▸ **INPUT FOR THIS TASK**:
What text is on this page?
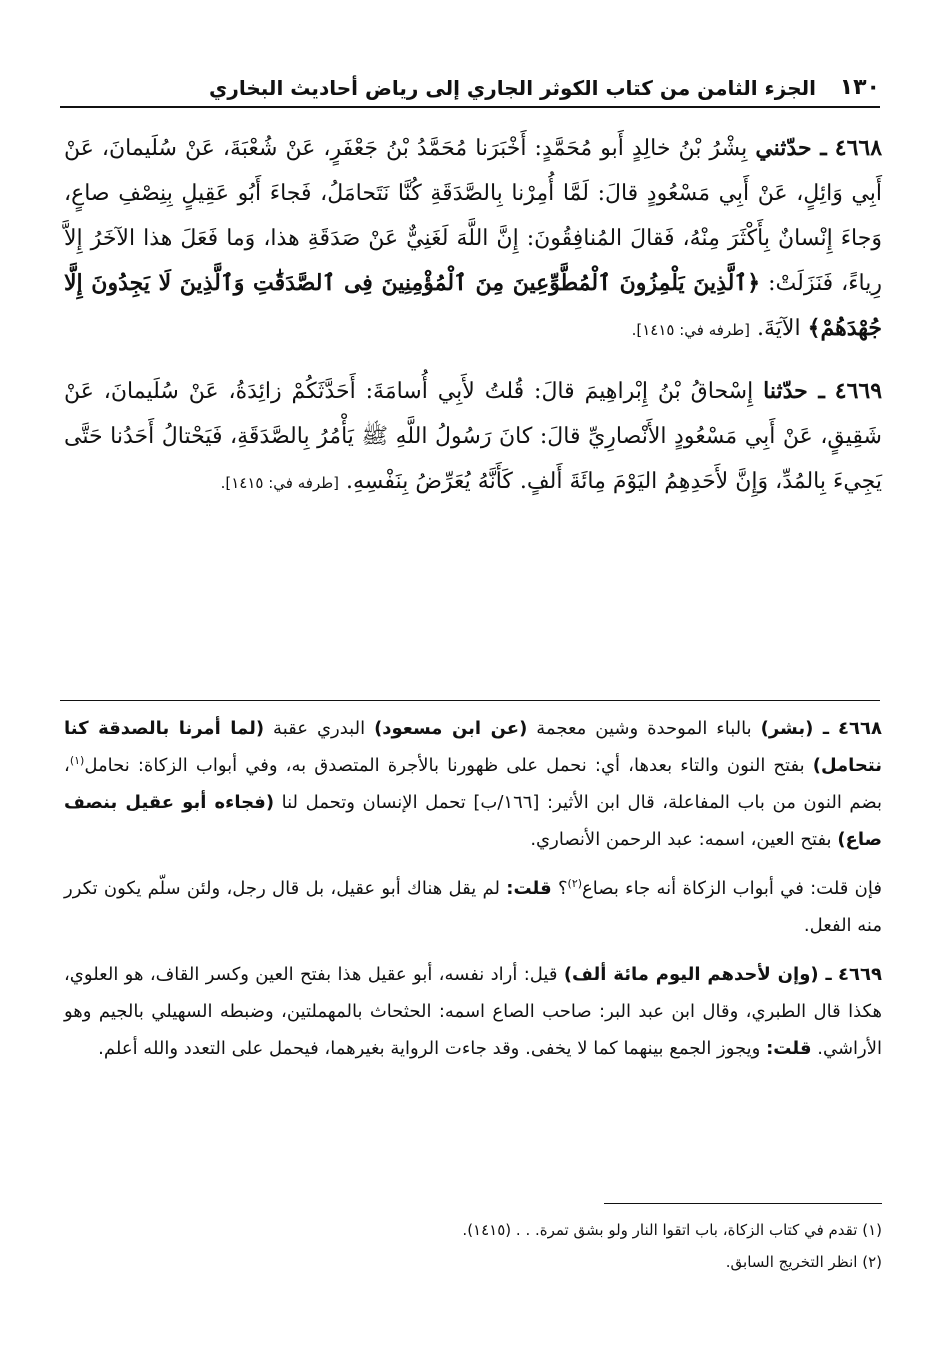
١٣٠
الجزء الثامن من كتاب الكوثر الجاري إلى رياض أحاديث البخاري

٤٦٦٨ ـ حدّثني بِشْرُ بْنُ خالِدٍ أَبو مُحَمَّدٍ: أَخْبَرَنا مُحَمَّدُ بْنُ جَعْفَرٍ، عَنْ شُعْبَةَ، عَنْ سُلَيمانَ، عَنْ أَبِي وَائِلٍ، عَنْ أَبِي مَسْعُودٍ قالَ: لَمَّا أُمِرْنا بِالصَّدَقَةِ كُنَّا نَتَحامَلُ، فَجاءَ أَبُو عَقِيلٍ بِنِصْفِ صاعٍ، وَجاءَ إِنْسانٌ بِأَكْثَرَ مِنْهُ، فَقالَ المُنافِقُونَ: إِنَّ اللَّهَ لَغَنِيٌّ عَنْ صَدَقَةِ هذا، وَما فَعَلَ هذا الآخَرُ إِلاَّ رِياءً، فَنَزَلَتْ: ﴿ٱلَّذِينَ يَلْمِزُونَ ٱلْمُطَّوِّعِينَ مِنَ ٱلْمُؤْمِنِينَ فِى ٱلصَّدَقَٰتِ وَٱلَّذِينَ لَا يَجِدُونَ إِلَّا جُهْدَهُمْ﴾ الآيَةَ. [طرفه في: ١٤١٥].

٤٦٦٩ ـ حدّثنا إِسْحاقُ بْنُ إِبْراهِيمَ قالَ: قُلتُ لأَبِي أُسامَةَ: أَحَدَّثَكُمْ زائِدَةُ، عَنْ سُلَيمانَ، عَنْ شَقِيقٍ، عَنْ أَبِي مَسْعُودٍ الأَنْصارِيِّ قالَ: كانَ رَسُولُ اللَّهِ ﷺ يَأْمُرُ بِالصَّدَقَةِ، فَيَحْتالُ أَحَدُنا حَتَّى يَجِيءَ بِالمُدِّ، وَإِنَّ لأَحَدِهِمُ اليَوْمَ مِائَةَ أَلفٍ. كَأَنَّهُ يُعَرِّضُ بِنَفْسِهِ. [طرفه في: ١٤١٥].

٤٦٦٨ ـ (بشر) بالباء الموحدة وشين معجمة (عن ابن مسعود) البدري عقبة (لما أمرنا بالصدقة كنا نتحامل) بفتح النون والتاء بعدها، أي: نحمل على ظهورنا بالأجرة المتصدق به، وفي أبواب الزكاة: نحامل$^{(١)}$، بضم النون من باب المفاعلة، قال ابن الأثير: [١٦٦/ب] تحمل الإنسان وتحمل لنا (فجاءه أبو عقيل بنصف صاع) بفتح العين، اسمه: عبد الرحمن الأنصاري.

فإن قلت: في أبواب الزكاة أنه جاء بصاع$^{(٢)}$؟ قلت: لم يقل هناك أبو عقيل، بل قال رجل، ولئن سلّم يكون تكرر منه الفعل.

٤٦٦٩ ـ (وإن لأحدهم اليوم مائة ألف) قيل: أراد نفسه، أبو عقيل هذا بفتح العين وكسر القاف، هو العلوي، هكذا قال الطبري، وقال ابن عبد البر: صاحب الصاع اسمه: الحثحاث بالمهملتين، وضبطه السهيلي بالجيم وهو الأراشي. قلت: ويجوز الجمع بينهما كما لا يخفى. وقد جاءت الرواية بغيرهما، فيحمل على التعدد والله أعلم.

(١) تقدم في كتاب الزكاة، باب اتقوا النار ولو بشق تمرة. . . (١٤١٥).

(٢) انظر التخريج السابق.
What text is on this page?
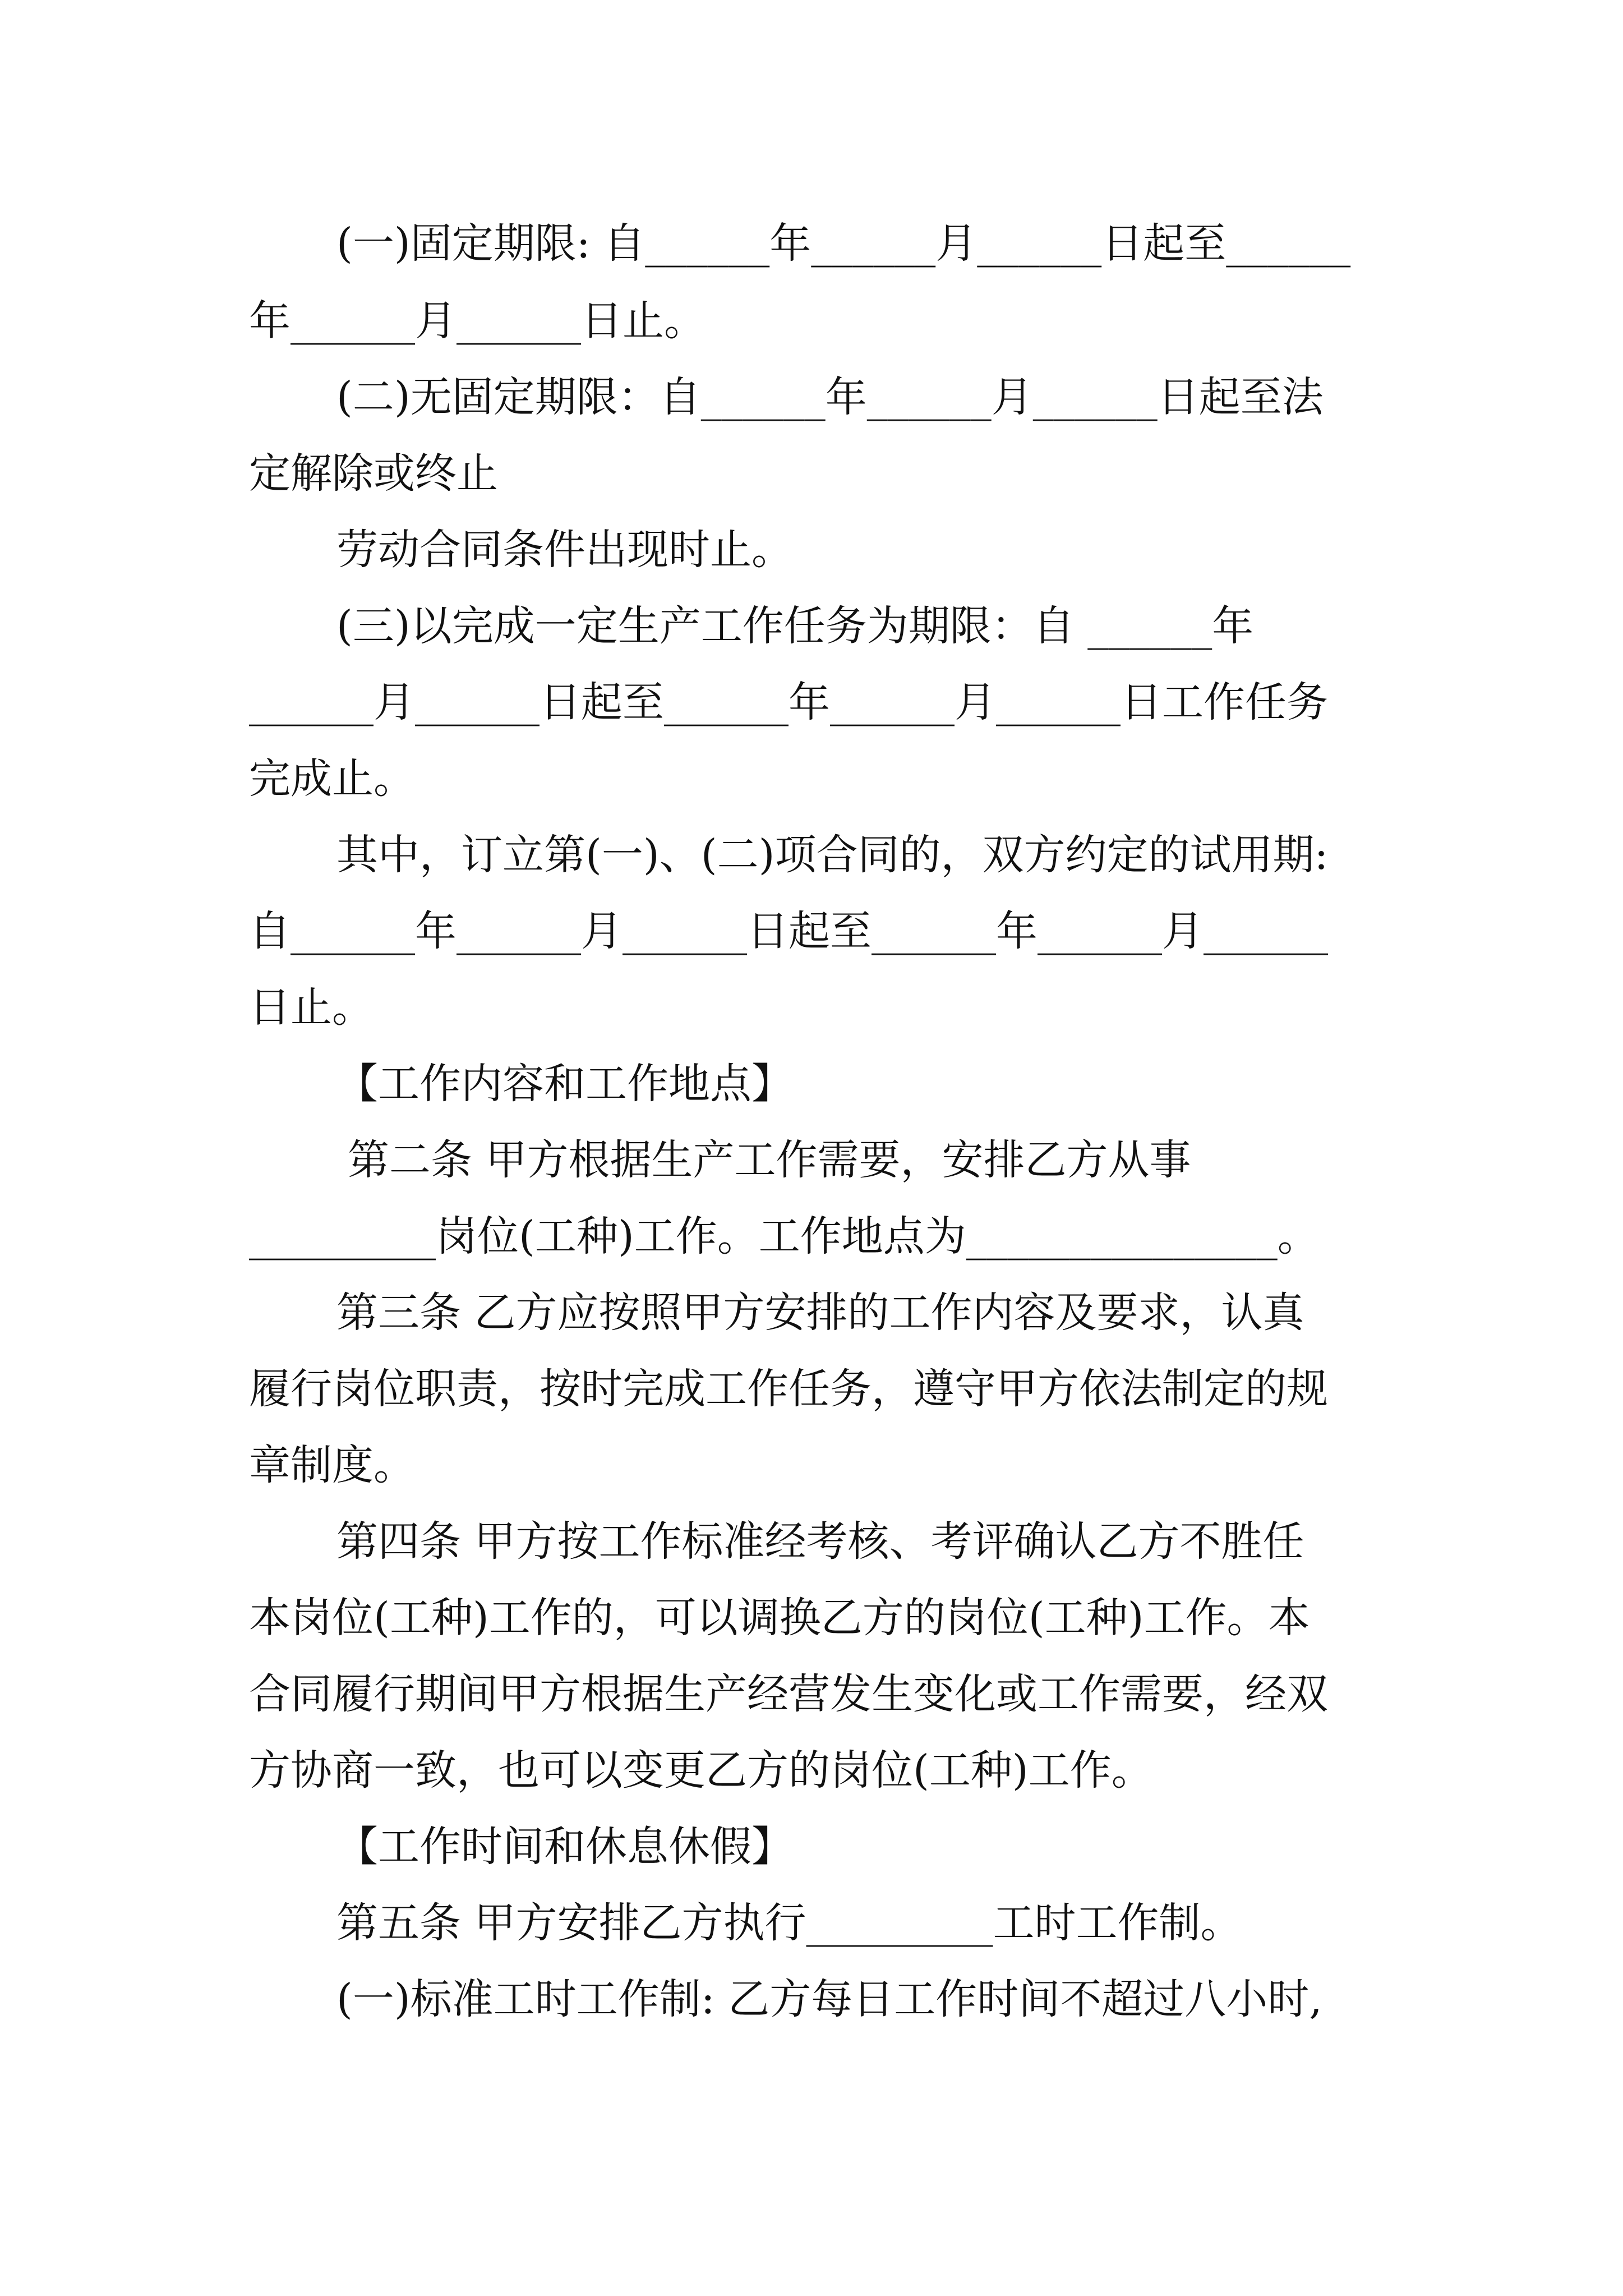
(一)固定期限: 自______年______月______日起至______
年______月______日止。
(二)无固定期限：自______年______月______日起至法
定解除或终止
劳动合同条件出现时止。
(三)以完成一定生产工作任务为期限：自 ______年
______月______日起至______年______月______日工作任务
完成止。
其中，订立第(一)、(二)项合同的，双方约定的试用期:
自______年______月______日起至______年______月______
日止。
【工作内容和工作地点】
第二条 甲方根据生产工作需要，安排乙方从事
_________岗位(工种)工作。工作地点为_______________。
第三条 乙方应按照甲方安排的工作内容及要求，认真
履行岗位职责，按时完成工作任务，遵守甲方依法制定的规
章制度。
第四条 甲方按工作标准经考核、考评确认乙方不胜任
本岗位(工种)工作的，可以调换乙方的岗位(工种)工作。本
合同履行期间甲方根据生产经营发生变化或工作需要，经双
方协商一致，也可以变更乙方的岗位(工种)工作。
【工作时间和休息休假】
第五条 甲方安排乙方执行_________工时工作制。
(一)标准工时工作制: 乙方每日工作时间不超过八小时,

▸ **PROBLEM**: Your task is to repeat the data above exactly while excluding the pictures.

▸ **RIGHT ANSWER**:
What text is on this page?
١٣٠
الجزء الثامن من كتاب الكوثر الجاري إلى رياض أحاديث البخاري

٤٦٦٨ ـ حدّثني بِشْرُ بْنُ خالِدٍ أَبو مُحَمَّدٍ: أَخْبَرَنا مُحَمَّدُ بْنُ جَعْفَرٍ، عَنْ شُعْبَةَ، عَنْ سُلَيمانَ، عَنْ أَبِي وَائِلٍ، عَنْ أَبِي مَسْعُودٍ قالَ: لَمَّا أُمِرْنا بِالصَّدَقَةِ كُنَّا نَتَحامَلُ، فَجاءَ أَبُو عَقِيلٍ بِنِصْفِ صاعٍ، وَجاءَ إِنْسانٌ بِأَكْثَرَ مِنْهُ، فَقالَ المُنافِقُونَ: إِنَّ اللَّهَ لَغَنِيٌّ عَنْ صَدَقَةِ هذا، وَما فَعَلَ هذا الآخَرُ إِلاَّ رِياءً، فَنَزَلَتْ: ﴿ٱلَّذِينَ يَلْمِزُونَ ٱلْمُطَّوِّعِينَ مِنَ ٱلْمُؤْمِنِينَ فِى ٱلصَّدَقَٰتِ وَٱلَّذِينَ لَا يَجِدُونَ إِلَّا جُهْدَهُمْ﴾ الآيَةَ. [طرفه في: ١٤١٥].

٤٦٦٩ ـ حدّثنا إِسْحاقُ بْنُ إِبْراهِيمَ قالَ: قُلتُ لأَبِي أُسامَةَ: أَحَدَّثَكُمْ زائِدَةُ، عَنْ سُلَيمانَ، عَنْ شَقِيقٍ، عَنْ أَبِي مَسْعُودٍ الأَنْصارِيِّ قالَ: كانَ رَسُولُ اللَّهِ ﷺ يَأْمُرُ بِالصَّدَقَةِ، فَيَحْتالُ أَحَدُنا حَتَّى يَجِيءَ بِالمُدِّ، وَإِنَّ لأَحَدِهِمُ اليَوْمَ مِائَةَ أَلفٍ. كَأَنَّهُ يُعَرِّضُ بِنَفْسِهِ. [طرفه في: ١٤١٥].

٤٦٦٨ ـ (بشر) بالباء الموحدة وشين معجمة (عن ابن مسعود) البدري عقبة (لما أمرنا بالصدقة كنا نتحامل) بفتح النون والتاء بعدها، أي: نحمل على ظهورنا بالأجرة المتصدق به، وفي أبواب الزكاة: نحامل$^{(١)}$، بضم النون من باب المفاعلة، قال ابن الأثير: [١٦٦/ب] تحمل الإنسان وتحمل لنا (فجاءه أبو عقيل بنصف صاع) بفتح العين، اسمه: عبد الرحمن الأنصاري.

فإن قلت: في أبواب الزكاة أنه جاء بصاع$^{(٢)}$؟ قلت: لم يقل هناك أبو عقيل، بل قال رجل، ولئن سلّم يكون تكرر منه الفعل.

٤٦٦٩ ـ (وإن لأحدهم اليوم مائة ألف) قيل: أراد نفسه، أبو عقيل هذا بفتح العين وكسر القاف، هو العلوي، هكذا قال الطبري، وقال ابن عبد البر: صاحب الصاع اسمه: الحثحاث بالمهملتين، وضبطه السهيلي بالجيم وهو الأراشي. قلت: ويجوز الجمع بينهما كما لا يخفى. وقد جاءت الرواية بغيرهما، فيحمل على التعدد والله أعلم.

(١) تقدم في كتاب الزكاة، باب اتقوا النار ولو بشق تمرة. . . (١٤١٥).

(٢) انظر التخريج السابق.
What text is on this page?
(一)固定期限: 自______年______月______日起至______
年______月______日止。
(二)无固定期限：自______年______月______日起至法
定解除或终止
劳动合同条件出现时止。
(三)以完成一定生产工作任务为期限：自 ______年
______月______日起至______年______月______日工作任务
完成止。
其中，订立第(一)、(二)项合同的，双方约定的试用期:
自______年______月______日起至______年______月______
日止。
【工作内容和工作地点】
第二条 甲方根据生产工作需要，安排乙方从事
_________岗位(工种)工作。工作地点为_______________。
第三条 乙方应按照甲方安排的工作内容及要求，认真
履行岗位职责，按时完成工作任务，遵守甲方依法制定的规
章制度。
第四条 甲方按工作标准经考核、考评确认乙方不胜任
本岗位(工种)工作的，可以调换乙方的岗位(工种)工作。本
合同履行期间甲方根据生产经营发生变化或工作需要，经双
方协商一致，也可以变更乙方的岗位(工种)工作。
【工作时间和休息休假】
第五条 甲方安排乙方执行_________工时工作制。
(一)标准工时工作制: 乙方每日工作时间不超过八小时,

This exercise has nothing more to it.